How was 2014 for member schools and London in general?

In general 2014 was a tough year with most of our members reporting figures similar to 2013. It’s not a London issue per se, and I imagine that the other regional groups in the UK are feeling this too. The lack of growth is mainly due to so many external factors affecting our industry at the moment. We have all been affected by the long recession in Europe, the Rouble, the political situations in Turkey, Russia and Ukraine as well as the bad PR from our own government which can make visitors feel unwelcome in the UK, when they are not. There’s also a general election coming up so we are witnessing politicians making ridiculous scare-mongering comments about immigration.

We need to keep positive, however! 2015 is a brilliant time to visit and study in London. This year sees the Rugby World Cup, the London ePrix, Brit week, new V&A Galleries opening, the long-awaited Alexander McQueen exhibition and Hampton Court Palace’s 500th birthday with celebrations throughout the year. 


In 2012 it seems London lost some market share because of the Olympics? What has been done/is being done to tempt students back to London?

[Problem description] Can you lift the passage from the interview on London member schools word for word, starting at "We need to keep" and stopping after "back to London?"?

[Data section]
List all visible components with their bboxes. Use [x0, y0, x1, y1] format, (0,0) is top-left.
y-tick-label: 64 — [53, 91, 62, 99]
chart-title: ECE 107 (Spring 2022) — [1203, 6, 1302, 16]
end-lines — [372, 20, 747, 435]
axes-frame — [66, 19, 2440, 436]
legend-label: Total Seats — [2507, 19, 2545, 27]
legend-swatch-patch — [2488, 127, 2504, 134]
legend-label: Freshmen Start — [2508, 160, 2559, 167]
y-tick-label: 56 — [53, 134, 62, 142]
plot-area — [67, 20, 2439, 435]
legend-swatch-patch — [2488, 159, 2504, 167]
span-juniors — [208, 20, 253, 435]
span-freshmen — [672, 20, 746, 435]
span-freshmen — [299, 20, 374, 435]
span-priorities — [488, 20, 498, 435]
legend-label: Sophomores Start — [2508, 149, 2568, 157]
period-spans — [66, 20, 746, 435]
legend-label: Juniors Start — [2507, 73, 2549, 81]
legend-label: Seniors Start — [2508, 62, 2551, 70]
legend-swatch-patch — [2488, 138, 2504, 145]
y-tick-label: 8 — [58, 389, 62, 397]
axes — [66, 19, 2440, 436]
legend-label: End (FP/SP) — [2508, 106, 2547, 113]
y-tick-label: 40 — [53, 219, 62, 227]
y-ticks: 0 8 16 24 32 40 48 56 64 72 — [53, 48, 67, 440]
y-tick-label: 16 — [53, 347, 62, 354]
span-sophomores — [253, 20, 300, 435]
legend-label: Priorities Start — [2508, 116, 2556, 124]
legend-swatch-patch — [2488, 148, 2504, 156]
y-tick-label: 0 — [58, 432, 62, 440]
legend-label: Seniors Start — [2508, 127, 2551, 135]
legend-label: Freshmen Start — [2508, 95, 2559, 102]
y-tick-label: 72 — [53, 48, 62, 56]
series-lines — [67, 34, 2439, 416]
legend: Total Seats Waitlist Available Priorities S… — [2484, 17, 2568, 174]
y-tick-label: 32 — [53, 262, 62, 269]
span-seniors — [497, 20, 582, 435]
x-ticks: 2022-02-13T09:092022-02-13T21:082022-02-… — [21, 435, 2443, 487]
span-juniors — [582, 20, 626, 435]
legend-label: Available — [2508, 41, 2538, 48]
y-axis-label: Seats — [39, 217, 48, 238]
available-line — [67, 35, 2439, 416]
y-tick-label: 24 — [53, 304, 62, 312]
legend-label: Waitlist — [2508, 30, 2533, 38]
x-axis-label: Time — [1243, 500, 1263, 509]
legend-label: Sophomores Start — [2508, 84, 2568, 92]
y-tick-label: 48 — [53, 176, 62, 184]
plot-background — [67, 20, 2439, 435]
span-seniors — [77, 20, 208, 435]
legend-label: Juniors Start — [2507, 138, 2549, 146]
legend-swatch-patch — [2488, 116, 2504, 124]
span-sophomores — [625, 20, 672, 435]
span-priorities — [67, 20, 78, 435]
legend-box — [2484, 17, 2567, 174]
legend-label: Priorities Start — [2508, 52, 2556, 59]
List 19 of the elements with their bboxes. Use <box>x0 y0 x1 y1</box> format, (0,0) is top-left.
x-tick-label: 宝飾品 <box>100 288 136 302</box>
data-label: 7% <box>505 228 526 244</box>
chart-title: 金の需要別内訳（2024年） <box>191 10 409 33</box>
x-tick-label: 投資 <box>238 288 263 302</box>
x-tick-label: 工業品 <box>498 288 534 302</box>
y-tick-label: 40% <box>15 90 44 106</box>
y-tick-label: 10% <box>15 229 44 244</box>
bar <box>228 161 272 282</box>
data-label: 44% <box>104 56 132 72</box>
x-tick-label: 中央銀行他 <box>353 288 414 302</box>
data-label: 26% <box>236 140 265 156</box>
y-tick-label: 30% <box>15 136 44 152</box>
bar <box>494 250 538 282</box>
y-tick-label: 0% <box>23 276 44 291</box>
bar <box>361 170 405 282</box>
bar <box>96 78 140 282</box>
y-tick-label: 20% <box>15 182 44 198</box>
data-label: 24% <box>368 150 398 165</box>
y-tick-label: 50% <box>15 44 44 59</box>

[The answer]
We need to keep positive, however! 2015 is a brilliant time to visit and study in London. This year sees the Rugby World Cup, the London ePrix, Brit week, new V&A Galleries opening, the long-awaited Alexander McQueen exhibition and Hampton Court Palace’s 500th birthday with celebrations throughout the year. 


In 2012 it seems London lost some market share because of the Olympics? What has been done/is being done to tempt students back to London?